» **Exercise details**
Find the string "غراس" in the entries and copy each line that has it.

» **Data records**

────

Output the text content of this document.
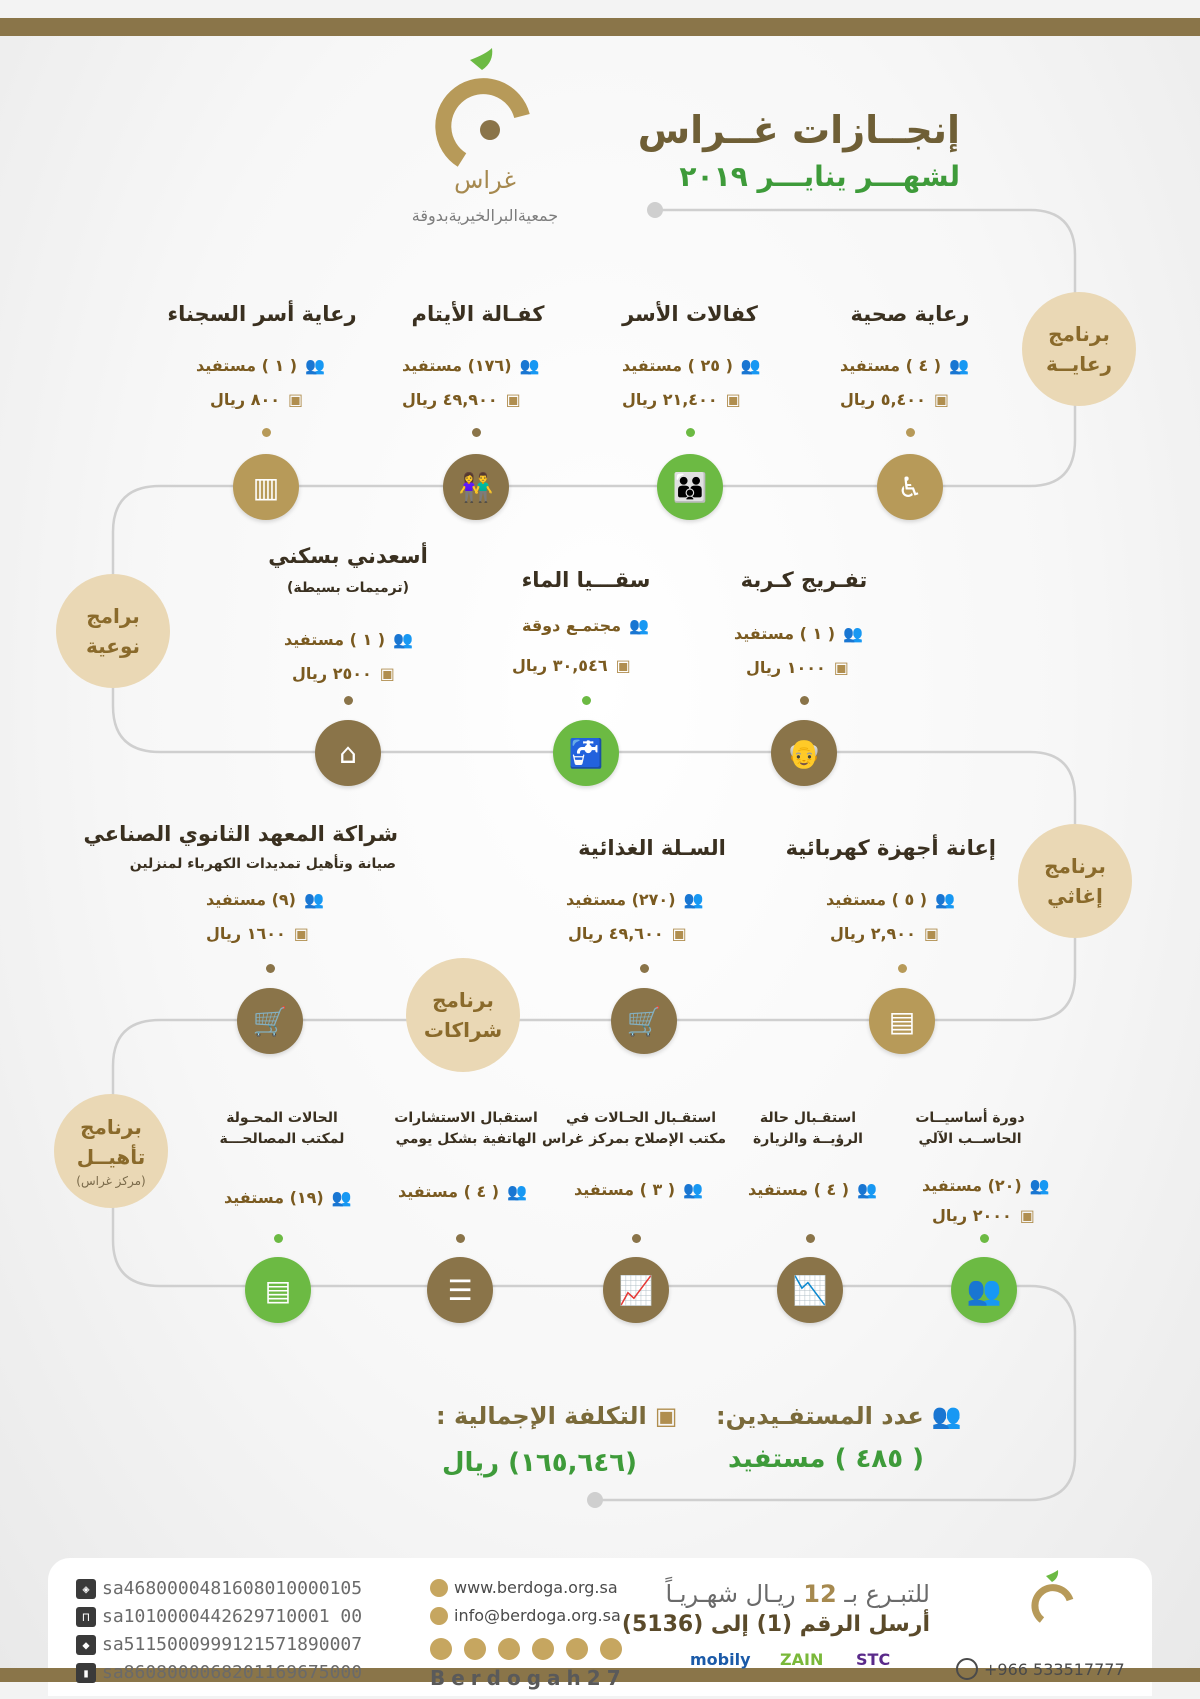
غراس
جمعيةالبرالخيريةبدوقة
إنجــازات غــراس
لشهـــر ينايـــر ٢٠١٩
برنامج
رعايــة
برامج
نوعية
برنامج
إغاثي
برنامج
شراكات
برنامج
تأهيــل
(مركز غراس)
رعاية صحية
👥
( ٤ ) مستفيد
▣
٥,٤٠٠ ريال
♿
كفالات الأسر
👥
( ٢٥ ) مستفيد
▣
٢١,٤٠٠ ريال
👪
كفـالة الأيتام
👥
(١٧٦) مستفيد
▣
٤٩,٩٠٠ ريال
👫
رعاية أسر السجناء
👥
( ١ ) مستفيد
▣
٨٠٠ ريال
▥
تفـريج كـربة
👥
( ١ ) مستفيد
▣
١٠٠٠ ريال
👴
سقـــيا الماء
👥
مجتمـع دوقة
▣
٣٠,٥٤٦ ريال
🚰
أسعدني بسكني
(ترميمات بسيطة)
👥
( ١ ) مستفيد
▣
٢٥٠٠ ريال
⌂
إعانة أجهزة كهربائية
👥
( ٥ ) مستفيد
▣
٢,٩٠٠ ريال
▤
السـلة الغذائية
👥
(٢٧٠) مستفيد
▣
٤٩,٦٠٠ ريال
🛒
شراكة المعهد الثانوي الصناعي
صيانة وتأهيل تمديدات الكهرباء لمنزلين
👥
(٩) مستفيد
▣
١٦٠٠ ريال
🛒
دورة أساسيــات
الحاســب الآلي
👥
(٢٠) مستفيد
▣
٢٠٠٠ ريال
👥
استقـبال حالة
الرؤيــة والزيارة
👥
( ٤ ) مستفيد
📉
استقـبال الحـالات في
مكتب الإصلاح بمركز غراس
👥
( ٣ ) مستفيد
📈
استقبال الاستشارات
الهاتفية بشكل يومي
👥
( ٤ ) مستفيد
☰
الحالات المحـولة
لمكتب المصالحـــة
👥
(١٩) مستفيد
▤
👥
عدد المستفـيدين:
( ٤٨٥ ) مستفيد
▣
التكلفة الإجمالية :
(١٦٥,٦٤٦) ريال
◈ sa4680000481608010000105
⊓ sa1010000442629710001 00
◆ sa5115000999121571890007
▮ sa8608000068201169675000
www.berdoga.org.sa
info@berdoga.org.sa
Berdogah27
للتبـرع بـ 12 ريـال شهـريـاً
أرسل الرقم (1) إلى (5136)
STC
ZAIN
mobily	+966 533517777
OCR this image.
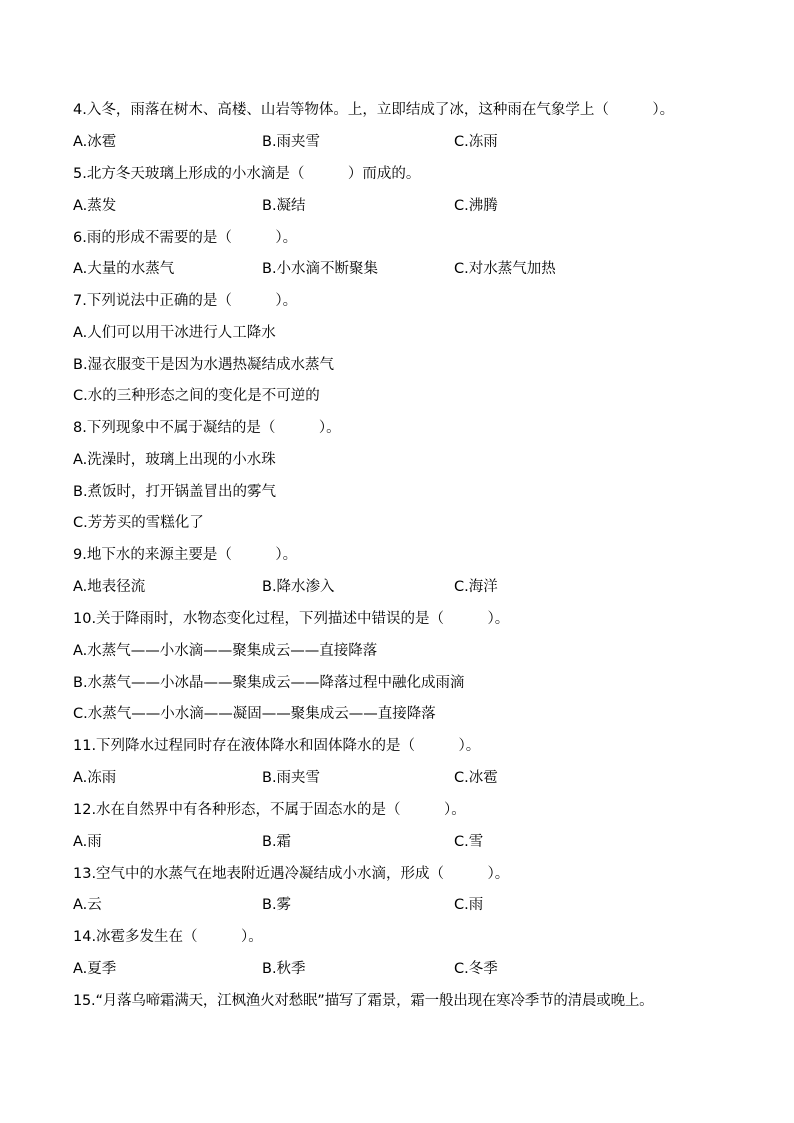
4.入冬，雨落在树木、高楼、山岩等物体。上，立即结成了冰，这种雨在气象学上（　　　）。
A.冰雹	B.雨夹雪	C.冻雨
5.北方冬天玻璃上形成的小水滴是（　　　）而成的。
A.蒸发	B.凝结	C.沸腾
6.雨的形成不需要的是（　　　）。
A.大量的水蒸气	B.小水滴不断聚集	C.对水蒸气加热
7.下列说法中正确的是（　　　）。
A.人们可以用干冰进行人工降水
B.湿衣服变干是因为水遇热凝结成水蒸气
C.水的三种形态之间的变化是不可逆的
8.下列现象中不属于凝结的是（　　　）。
A.洗澡时，玻璃上出现的小水珠
B.煮饭时，打开锅盖冒出的雾气
C.芳芳买的雪糕化了
9.地下水的来源主要是（　　　）。
A.地表径流	B.降水渗入	C.海洋
10.关于降雨时，水物态变化过程，下列描述中错误的是（　　　）。
A.水蒸气——小水滴——聚集成云——直接降落
B.水蒸气——小冰晶——聚集成云——降落过程中融化成雨滴
C.水蒸气——小水滴——凝固——聚集成云——直接降落
11.下列降水过程同时存在液体降水和固体降水的是（　　　）。
A.冻雨	B.雨夹雪	C.冰雹
12.水在自然界中有各种形态，不属于固态水的是（　　　）。
A.雨	B.霜	C.雪
13.空气中的水蒸气在地表附近遇冷凝结成小水滴，形成（　　　）。
A.云	B.雾	C.雨
14.冰雹多发生在（　　　）。
A.夏季	B.秋季	C.冬季
15.“月落乌啼霜满天，江枫渔火对愁眠”描写了霜景，霜一般出现在寒冷季节的清晨或晚上。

────

» **Reply to the exercise**
غراس
(مركز غراس)
مكتب الإصلاح بمركز غراس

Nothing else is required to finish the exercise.